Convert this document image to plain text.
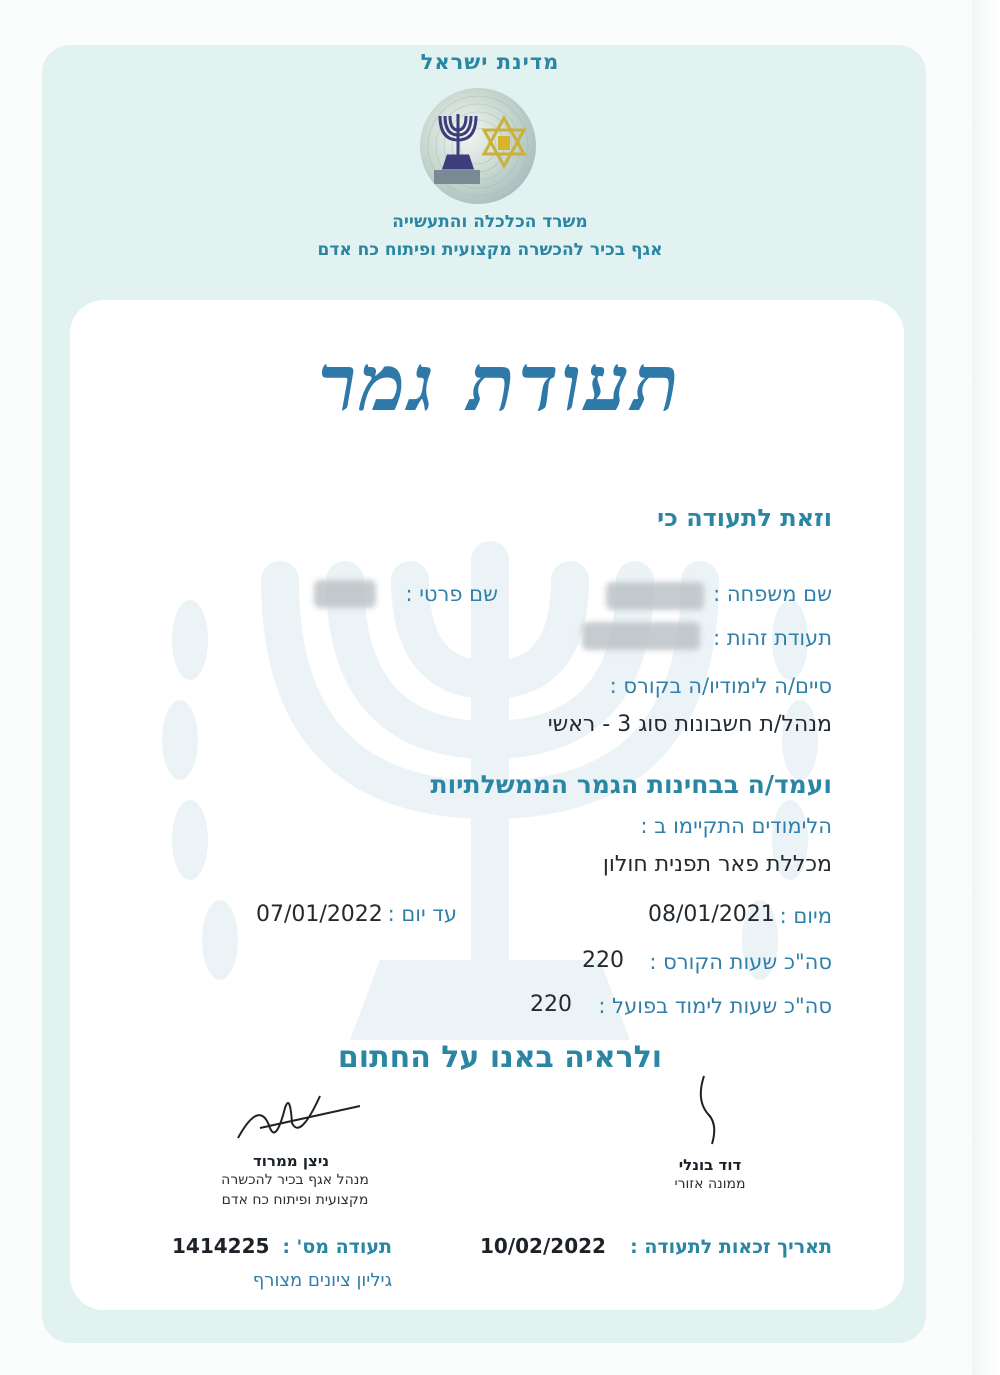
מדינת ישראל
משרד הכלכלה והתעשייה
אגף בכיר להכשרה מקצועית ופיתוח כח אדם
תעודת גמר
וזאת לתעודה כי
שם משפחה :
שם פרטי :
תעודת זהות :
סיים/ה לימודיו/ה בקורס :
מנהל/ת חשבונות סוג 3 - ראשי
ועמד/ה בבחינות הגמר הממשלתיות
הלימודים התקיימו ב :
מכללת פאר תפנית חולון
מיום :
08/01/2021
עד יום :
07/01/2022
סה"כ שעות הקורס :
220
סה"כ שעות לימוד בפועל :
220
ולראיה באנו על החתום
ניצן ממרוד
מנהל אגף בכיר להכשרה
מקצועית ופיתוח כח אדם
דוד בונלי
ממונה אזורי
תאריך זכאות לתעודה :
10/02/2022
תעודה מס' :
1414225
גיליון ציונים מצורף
■ ■ ■ ■ ■
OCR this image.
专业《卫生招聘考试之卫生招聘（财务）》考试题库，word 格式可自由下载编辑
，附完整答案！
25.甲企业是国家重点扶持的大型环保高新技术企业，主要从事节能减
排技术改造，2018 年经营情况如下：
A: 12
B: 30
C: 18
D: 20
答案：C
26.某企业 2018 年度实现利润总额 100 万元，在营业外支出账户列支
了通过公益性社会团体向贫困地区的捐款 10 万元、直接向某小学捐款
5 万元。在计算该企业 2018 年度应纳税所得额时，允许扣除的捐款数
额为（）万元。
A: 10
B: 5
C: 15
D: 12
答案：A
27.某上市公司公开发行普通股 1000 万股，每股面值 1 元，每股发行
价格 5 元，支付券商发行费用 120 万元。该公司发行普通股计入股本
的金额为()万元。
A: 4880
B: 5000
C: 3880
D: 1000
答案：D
■ ■ ■ ■ ■
Your answer should be a single number: the count of lines in the material above that contain "image".

Result of the exercise ▸ 2